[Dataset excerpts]

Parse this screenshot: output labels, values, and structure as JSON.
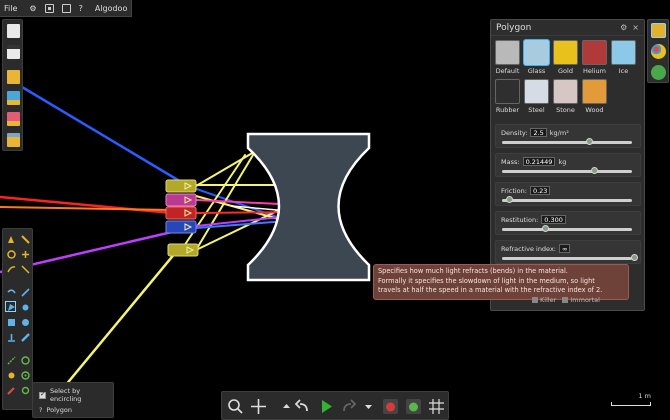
{
  "menu": {
    "file_label": "File",
    "export_label": "Algodoo"
  },
  "polygon_panel": {
    "title": "Polygon",
    "controls": {
      "gear": "⚙",
      "close": "×"
    },
    "materials": [
      {
        "label": "Default",
        "color": "#b9b9b9"
      },
      {
        "label": "Glass",
        "color": "#a8cbe0",
        "selected": true
      },
      {
        "label": "Gold",
        "color": "#e8c11c"
      },
      {
        "label": "Helium",
        "color": "#b03a3a"
      },
      {
        "label": "Ice",
        "color": "#8cc8e8"
      },
      {
        "label": "Rubber",
        "color": "#2f2f2f"
      },
      {
        "label": "Steel",
        "color": "#d6dce6"
      },
      {
        "label": "Stone",
        "color": "#d7c7c4"
      },
      {
        "label": "Wood",
        "color": "#e39b3a"
      }
    ],
    "properties": [
      {
        "label": "Density:",
        "value": "2.5",
        "unit": "kg/m²",
        "fraction": 0.66
      },
      {
        "label": "Mass:",
        "value": "0.21449",
        "unit": "kg",
        "fraction": 0.7
      },
      {
        "label": "Friction:",
        "value": "0.23",
        "unit": "",
        "fraction": 0.06
      },
      {
        "label": "Restitution:",
        "value": "0.300",
        "unit": "",
        "fraction": 0.33
      },
      {
        "label": "Refractive index:",
        "value": "∞",
        "unit": "",
        "fraction": 1.0
      }
    ],
    "footer": {
      "killer": "Killer",
      "immortal": "Immortal"
    }
  },
  "tooltip": {
    "lines": [
      "Specifies how much light refracts (bends) in the material.",
      "Formally it specifies the slowdown of light in the medium, so light",
      "travels at half the speed in a material with the refractive index of 2."
    ]
  },
  "select_box": {
    "option_label": "Select by encircling",
    "shape_label": "Polygon"
  },
  "scale_label": "1 m",
  "colors": {
    "panel_bg": "#2d2d2d",
    "lens_fill": "#3c4752",
    "lens_stroke": "#ffffff",
    "tooltip_bg": "#6e4239"
  }
}
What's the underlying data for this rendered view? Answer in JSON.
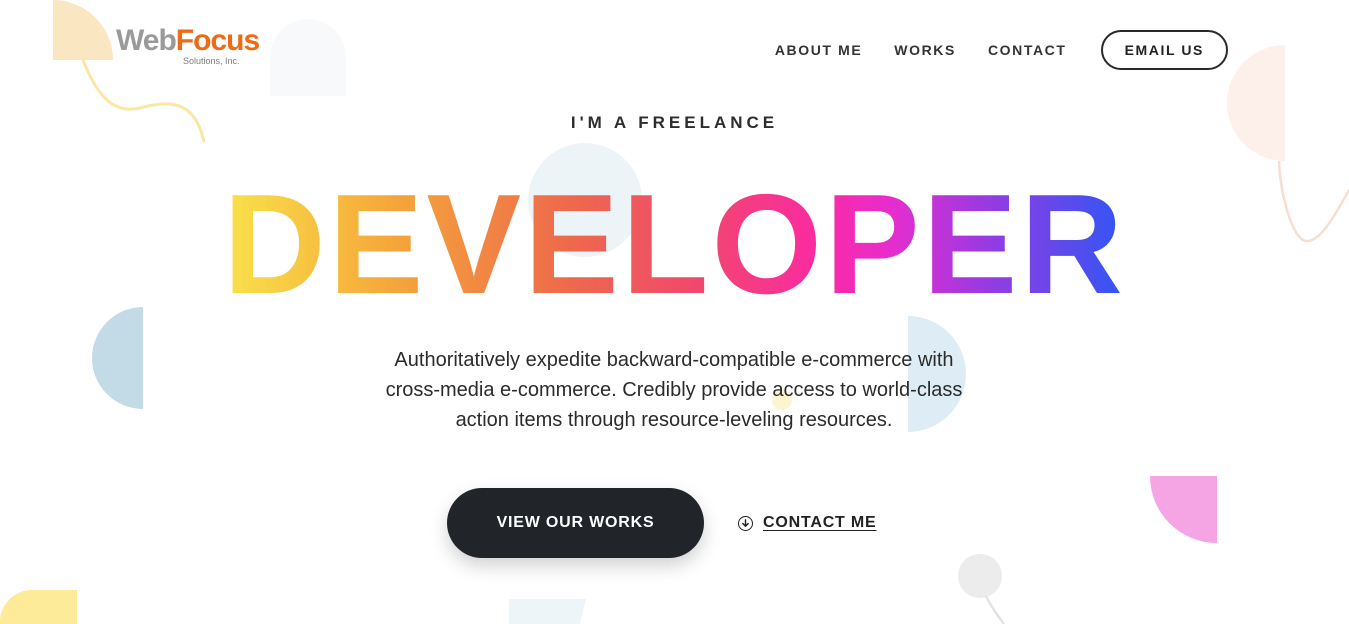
{
  "brand": {
    "logo_web": "Web",
    "logo_focus": "Focus",
    "logo_sub": "Solutions, Inc."
  },
  "nav": {
    "items": [
      {
        "label": "ABOUT ME"
      },
      {
        "label": "WORKS"
      },
      {
        "label": "CONTACT"
      }
    ],
    "email_button": "EMAIL US"
  },
  "hero": {
    "eyebrow": "I'M A FREELANCE",
    "headline": "DEVELOPER",
    "description": "Authoritatively expedite backward-compatible e-commerce with cross-media e-commerce. Credibly provide access to world-class action items through resource-leveling resources.",
    "primary_cta": "VIEW OUR WORKS",
    "secondary_cta": "CONTACT ME",
    "secondary_cta_icon": "arrow-down-circle-icon"
  },
  "colors": {
    "dark": "#212529",
    "logo_orange": "#ee6a14",
    "logo_gray": "#9a9a9a",
    "gradient": [
      "#f9e24a",
      "#f5a93a",
      "#ee6a4b",
      "#f0496b",
      "#fb2aa2",
      "#e72dce",
      "#9b3ae0",
      "#2f56f5"
    ]
  }
}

◆ Exercise requirements
Return all the entries word for word, but omit any pictures they contain.

◆ Exercise output
Parse this screenshot: output labels, values, and structure as JSON.
{
  "menu": {
    "file_label": "File",
    "export_label": "Algodoo"
  },
  "polygon_panel": {
    "title": "Polygon",
    "controls": {
      "gear": "⚙",
      "close": "×"
    },
    "materials": [
      {
        "label": "Default",
        "color": "#b9b9b9"
      },
      {
        "label": "Glass",
        "color": "#a8cbe0",
        "selected": true
      },
      {
        "label": "Gold",
        "color": "#e8c11c"
      },
      {
        "label": "Helium",
        "color": "#b03a3a"
      },
      {
        "label": "Ice",
        "color": "#8cc8e8"
      },
      {
        "label": "Rubber",
        "color": "#2f2f2f"
      },
      {
        "label": "Steel",
        "color": "#d6dce6"
      },
      {
        "label": "Stone",
        "color": "#d7c7c4"
      },
      {
        "label": "Wood",
        "color": "#e39b3a"
      }
    ],
    "properties": [
      {
        "label": "Density:",
        "value": "2.5",
        "unit": "kg/m²",
        "fraction": 0.66
      },
      {
        "label": "Mass:",
        "value": "0.21449",
        "unit": "kg",
        "fraction": 0.7
      },
      {
        "label": "Friction:",
        "value": "0.23",
        "unit": "",
        "fraction": 0.06
      },
      {
        "label": "Restitution:",
        "value": "0.300",
        "unit": "",
        "fraction": 0.33
      },
      {
        "label": "Refractive index:",
        "value": "∞",
        "unit": "",
        "fraction": 1.0
      }
    ],
    "footer": {
      "killer": "Killer",
      "immortal": "Immortal"
    }
  },
  "tooltip": {
    "lines": [
      "Specifies how much light refracts (bends) in the material.",
      "Formally it specifies the slowdown of light in the medium, so light",
      "travels at half the speed in a material with the refractive index of 2."
    ]
  },
  "select_box": {
    "option_label": "Select by encircling",
    "shape_label": "Polygon"
  },
  "scale_label": "1 m",
  "colors": {
    "panel_bg": "#2d2d2d",
    "lens_fill": "#3c4752",
    "lens_stroke": "#ffffff",
    "tooltip_bg": "#6e4239"
  }
}
What's the underlying data for this rendered view? Answer in JSON.
{
  "brand": {
    "logo_web": "Web",
    "logo_focus": "Focus",
    "logo_sub": "Solutions, Inc."
  },
  "nav": {
    "items": [
      {
        "label": "ABOUT ME"
      },
      {
        "label": "WORKS"
      },
      {
        "label": "CONTACT"
      }
    ],
    "email_button": "EMAIL US"
  },
  "hero": {
    "eyebrow": "I'M A FREELANCE",
    "headline": "DEVELOPER",
    "description": "Authoritatively expedite backward-compatible e-commerce with cross-media e-commerce. Credibly provide access to world-class action items through resource-leveling resources.",
    "primary_cta": "VIEW OUR WORKS",
    "secondary_cta": "CONTACT ME",
    "secondary_cta_icon": "arrow-down-circle-icon"
  },
  "colors": {
    "dark": "#212529",
    "logo_orange": "#ee6a14",
    "logo_gray": "#9a9a9a",
    "gradient": [
      "#f9e24a",
      "#f5a93a",
      "#ee6a4b",
      "#f0496b",
      "#fb2aa2",
      "#e72dce",
      "#9b3ae0",
      "#2f56f5"
    ]
  }
}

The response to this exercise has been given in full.